> **Record set**:
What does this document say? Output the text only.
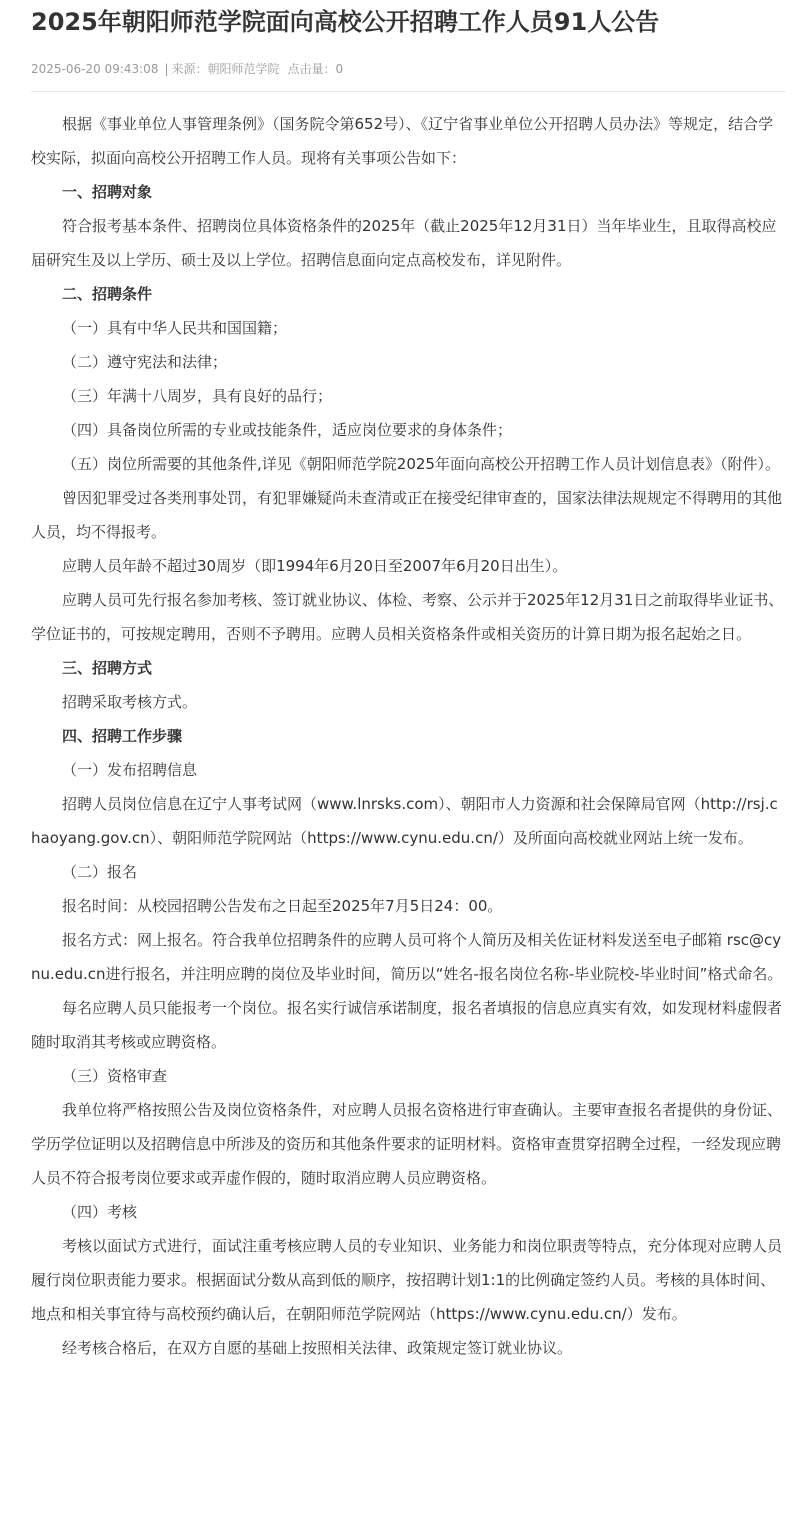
2025年朝阳师范学院面向高校公开招聘工作人员91人公告
2025-06-20 09:43:08 | 来源：朝阳师范学院 点击量：0

根据《事业单位人事管理条例》（国务院令第652号）、《辽宁省事业单位公开招聘人员办法》等规定，结合学校实际，拟面向高校公开招聘工作人员。现将有关事项公告如下：

一、招聘对象

符合报考基本条件、招聘岗位具体资格条件的2025年（截止2025年12月31日）当年毕业生，且取得高校应届研究生及以上学历、硕士及以上学位。招聘信息面向定点高校发布，详见附件。

二、招聘条件

（一）具有中华人民共和国国籍；

（二）遵守宪法和法律；

（三）年满十八周岁，具有良好的品行；

（四）具备岗位所需的专业或技能条件，适应岗位要求的身体条件；

（五）岗位所需要的其他条件,详见《朝阳师范学院2025年面向高校公开招聘工作人员计划信息表》（附件）。

曾因犯罪受过各类刑事处罚，有犯罪嫌疑尚未查清或正在接受纪律审查的，国家法律法规规定不得聘用的其他人员，均不得报考。

应聘人员年龄不超过30周岁（即1994年6月20日至2007年6月20日出生）。

应聘人员可先行报名参加考核、签订就业协议、体检、考察、公示并于2025年12月31日之前取得毕业证书、学位证书的，可按规定聘用，否则不予聘用。应聘人员相关资格条件或相关资历的计算日期为报名起始之日。

三、招聘方式

招聘采取考核方式。

四、招聘工作步骤

（一）发布招聘信息

招聘人员岗位信息在辽宁人事考试网（www.lnrsks.com）、朝阳市人力资源和社会保障局官网（http://rsj.chaoyang.gov.cn）、朝阳师范学院网站（https://www.cynu.edu.cn/）及所面向高校就业网站上统一发布。

（二）报名

报名时间：从校园招聘公告发布之日起至2025年7月5日24：00。

报名方式：网上报名。符合我单位招聘条件的应聘人员可将个人简历及相关佐证材料发送至电子邮箱 rsc@cynu.edu.cn进行报名，并注明应聘的岗位及毕业时间，简历以“姓名-报名岗位名称-毕业院校-毕业时间”格式命名。

每名应聘人员只能报考一个岗位。报名实行诚信承诺制度，报名者填报的信息应真实有效，如发现材料虚假者随时取消其考核或应聘资格。

（三）资格审查

我单位将严格按照公告及岗位资格条件，对应聘人员报名资格进行审查确认。主要审查报名者提供的身份证、学历学位证明以及招聘信息中所涉及的资历和其他条件要求的证明材料。资格审查贯穿招聘全过程，一经发现应聘人员不符合报考岗位要求或弄虚作假的，随时取消应聘人员应聘资格。

（四）考核

考核以面试方式进行，面试注重考核应聘人员的专业知识、业务能力和岗位职责等特点，充分体现对应聘人员履行岗位职责能力要求。根据面试分数从高到低的顺序，按招聘计划1:1的比例确定签约人员。考核的具体时间、地点和相关事宜待与高校预约确认后，在朝阳师范学院网站（https://www.cynu.edu.cn/）发布。

经考核合格后，在双方自愿的基础上按照相关法律、政策规定签订就业协议。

> **Exercise prompt**: Isolate each line of the listing above that includes "cynu". Copy it.

> **The answer**:
招聘人员岗位信息在辽宁人事考试网（www.lnrsks.com）、朝阳市人力资源和社会保障局官网（http://rsj.chaoyang.gov.cn）、朝阳师范学院网站（https://www.cynu.edu.cn/）及所面向高校就业网站上统一发布。
报名方式：网上报名。符合我单位招聘条件的应聘人员可将个人简历及相关佐证材料发送至电子邮箱 rsc@cynu.edu.cn进行报名，并注明应聘的岗位及毕业时间，简历以“姓名-报名岗位名称-毕业院校-毕业时间”格式命名。
考核以面试方式进行，面试注重考核应聘人员的专业知识、业务能力和岗位职责等特点，充分体现对应聘人员履行岗位职责能力要求。根据面试分数从高到低的顺序，按招聘计划1:1的比例确定签约人员。考核的具体时间、地点和相关事宜待与高校预约确认后，在朝阳师范学院网站（https://www.cynu.edu.cn/）发布。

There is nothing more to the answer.